*Task to complete*: Transcribe all of the material exactly. Any picture in it should be left out.

*Provided entries*:
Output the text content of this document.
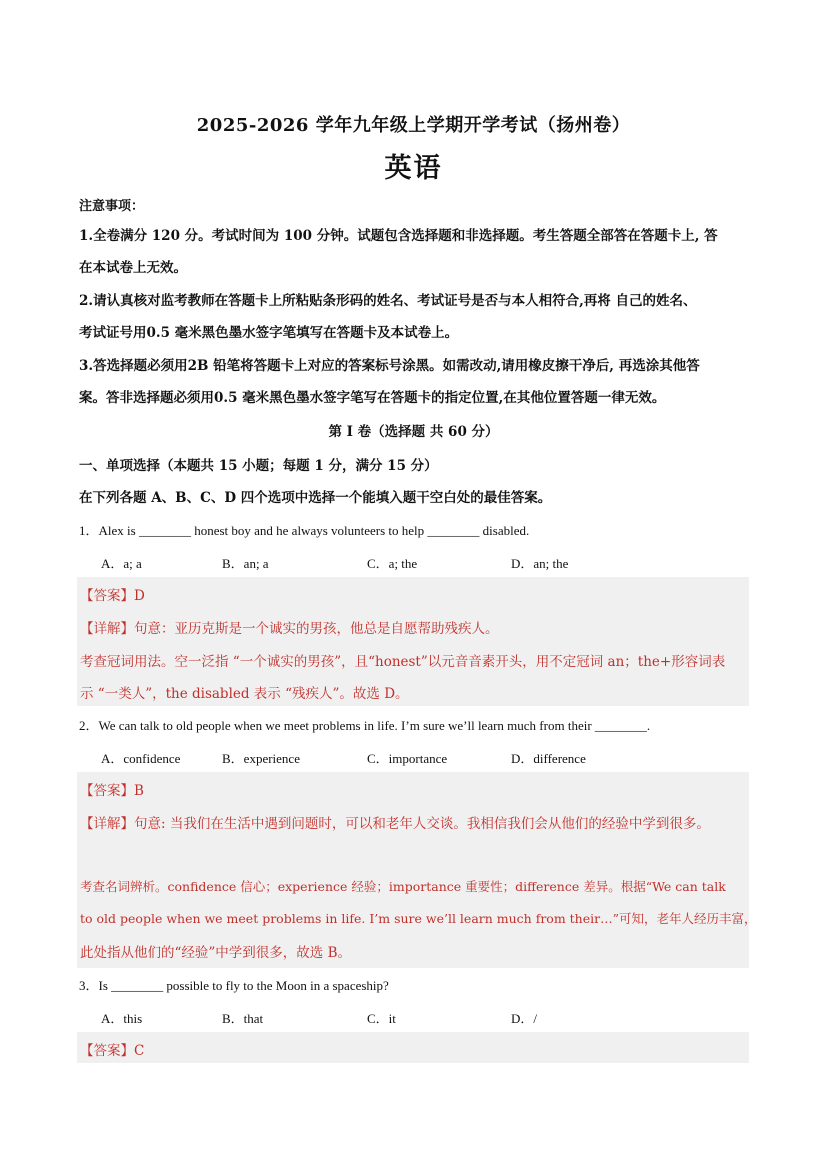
2025-2026 学年九年级上学期开学考试（扬州卷）
英语
注意事项：
1.全卷满分 120 分。考试时间为 100 分钟。试题包含选择题和非选择题。考生答题全部答在答题卡上, 答
在本试卷上无效。
2.请认真核对监考教师在答题卡上所粘贴条形码的姓名、考试证号是否与本人相符合,再将 自己的姓名、
考试证号用0.5 毫米黑色墨水签字笔填写在答题卡及本试卷上。
3.答选择题必须用2B 铅笔将答题卡上对应的答案标号涂黑。如需改动,请用橡皮擦干净后, 再选涂其他答
案。答非选择题必须用0.5 毫米黑色墨水签字笔写在答题卡的指定位置,在其他位置答题一律无效。
第 I 卷（选择题 共 60 分）
一、单项选择（本题共 15 小题；每题 1 分，满分 15 分）
在下列各题 A、B、C、D 四个选项中选择一个能填入题干空白处的最佳答案。
1．Alex is ________ honest boy and he always volunteers to help ________ disabled.
A．a; a	B．an; a	C．a; the	D．an; the
【答案】D
【详解】句意：亚历克斯是一个诚实的男孩，他总是自愿帮助残疾人。
考查冠词用法。空一泛指 “一个诚实的男孩”，且“honest”以元音音素开头，用不定冠词 an；the+形容词表
示 “一类人”，the disabled 表示 “残疾人”。故选 D。
2．We can talk to old people when we meet problems in life. I’m sure we’ll learn much from their ________.
A．confidence	B．experience	C．importance	D．difference
【答案】B
【详解】句意: 当我们在生活中遇到问题时，可以和老年人交谈。我相信我们会从他们的经验中学到很多。
考查名词辨析。confidence 信心；experience 经验；importance 重要性；difference 差异。根据“We can talk
to old people when we meet problems in life. I’m sure we’ll learn much from their…”可知，老年人经历丰富，
此处指从他们的“经验”中学到很多，故选 B。
3．Is ________ possible to fly to the Moon in a spaceship?
A．this	B．that	C．it	D．/
【答案】C
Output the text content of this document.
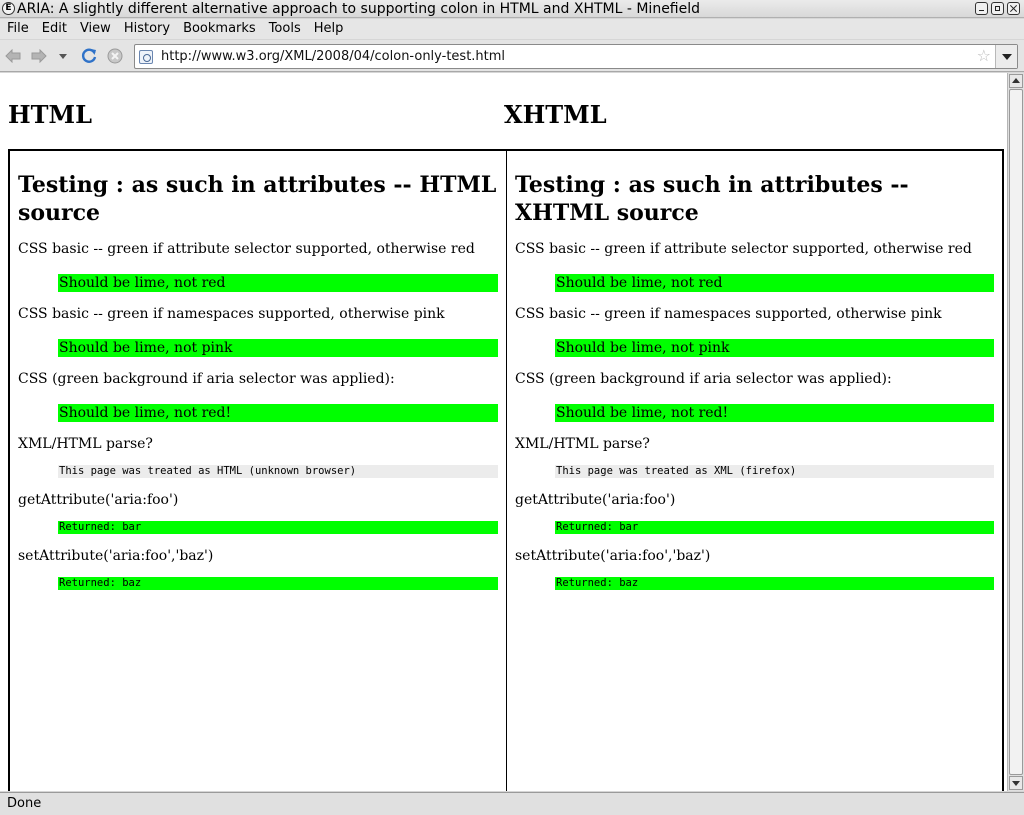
E ARIA: A slightly different alternative approach to supporting colon in HTML and XHTML - Minefield
File	Edit	View	History	Bookmarks	Tools	Help
http://www.w3.org/XML/2008/04/colon-only-test.html	☆
HTML	XHTML
Testing : as such in attributes -- HTML source

CSS basic -- green if attribute selector supported, otherwise red

Should be lime, not red

CSS basic -- green if namespaces supported, otherwise pink

Should be lime, not pink

CSS (green background if aria selector was applied):

Should be lime, not red!

XML/HTML parse?

This page was treated as HTML (unknown browser)

getAttribute('aria:foo')

Returned: bar

setAttribute('aria:foo','baz')

Returned: baz
Testing : as such in attributes -- XHTML source

CSS basic -- green if attribute selector supported, otherwise red

Should be lime, not red

CSS basic -- green if namespaces supported, otherwise pink

Should be lime, not pink

CSS (green background if aria selector was applied):

Should be lime, not red!

XML/HTML parse?

This page was treated as XML (firefox)

getAttribute('aria:foo')

Returned: bar

setAttribute('aria:foo','baz')

Returned: baz
Done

*Output below*:
Output the text content of this document.
2025-2026 学年九年级上学期开学考试（扬州卷）
英语
注意事项：
1.全卷满分 120 分。考试时间为 100 分钟。试题包含选择题和非选择题。考生答题全部答在答题卡上, 答
在本试卷上无效。
2.请认真核对监考教师在答题卡上所粘贴条形码的姓名、考试证号是否与本人相符合,再将 自己的姓名、
考试证号用0.5 毫米黑色墨水签字笔填写在答题卡及本试卷上。
3.答选择题必须用2B 铅笔将答题卡上对应的答案标号涂黑。如需改动,请用橡皮擦干净后, 再选涂其他答
案。答非选择题必须用0.5 毫米黑色墨水签字笔写在答题卡的指定位置,在其他位置答题一律无效。
第 I 卷（选择题 共 60 分）
一、单项选择（本题共 15 小题；每题 1 分，满分 15 分）
在下列各题 A、B、C、D 四个选项中选择一个能填入题干空白处的最佳答案。
1．Alex is ________ honest boy and he always volunteers to help ________ disabled.
A．a; a	B．an; a	C．a; the	D．an; the
【答案】D
【详解】句意：亚历克斯是一个诚实的男孩，他总是自愿帮助残疾人。
考查冠词用法。空一泛指 “一个诚实的男孩”，且“honest”以元音音素开头，用不定冠词 an；the+形容词表
示 “一类人”，the disabled 表示 “残疾人”。故选 D。
2．We can talk to old people when we meet problems in life. I’m sure we’ll learn much from their ________.
A．confidence	B．experience	C．importance	D．difference
【答案】B
【详解】句意: 当我们在生活中遇到问题时，可以和老年人交谈。我相信我们会从他们的经验中学到很多。
考查名词辨析。confidence 信心；experience 经验；importance 重要性；difference 差异。根据“We can talk
to old people when we meet problems in life. I’m sure we’ll learn much from their…”可知，老年人经历丰富，
此处指从他们的“经验”中学到很多，故选 B。
3．Is ________ possible to fly to the Moon in a spaceship?
A．this	B．that	C．it	D．/
【答案】C
Output the text content of this document.
E ARIA: A slightly different alternative approach to supporting colon in HTML and XHTML - Minefield
File	Edit	View	History	Bookmarks	Tools	Help
http://www.w3.org/XML/2008/04/colon-only-test.html	☆
HTML	XHTML
Testing : as such in attributes -- HTML source

CSS basic -- green if attribute selector supported, otherwise red

Should be lime, not red

CSS basic -- green if namespaces supported, otherwise pink

Should be lime, not pink

CSS (green background if aria selector was applied):

Should be lime, not red!

XML/HTML parse?

This page was treated as HTML (unknown browser)

getAttribute('aria:foo')

Returned: bar

setAttribute('aria:foo','baz')

Returned: baz
Testing : as such in attributes -- XHTML source

CSS basic -- green if attribute selector supported, otherwise red

Should be lime, not red

CSS basic -- green if namespaces supported, otherwise pink

Should be lime, not pink

CSS (green background if aria selector was applied):

Should be lime, not red!

XML/HTML parse?

This page was treated as XML (firefox)

getAttribute('aria:foo')

Returned: bar

setAttribute('aria:foo','baz')

Returned: baz
Done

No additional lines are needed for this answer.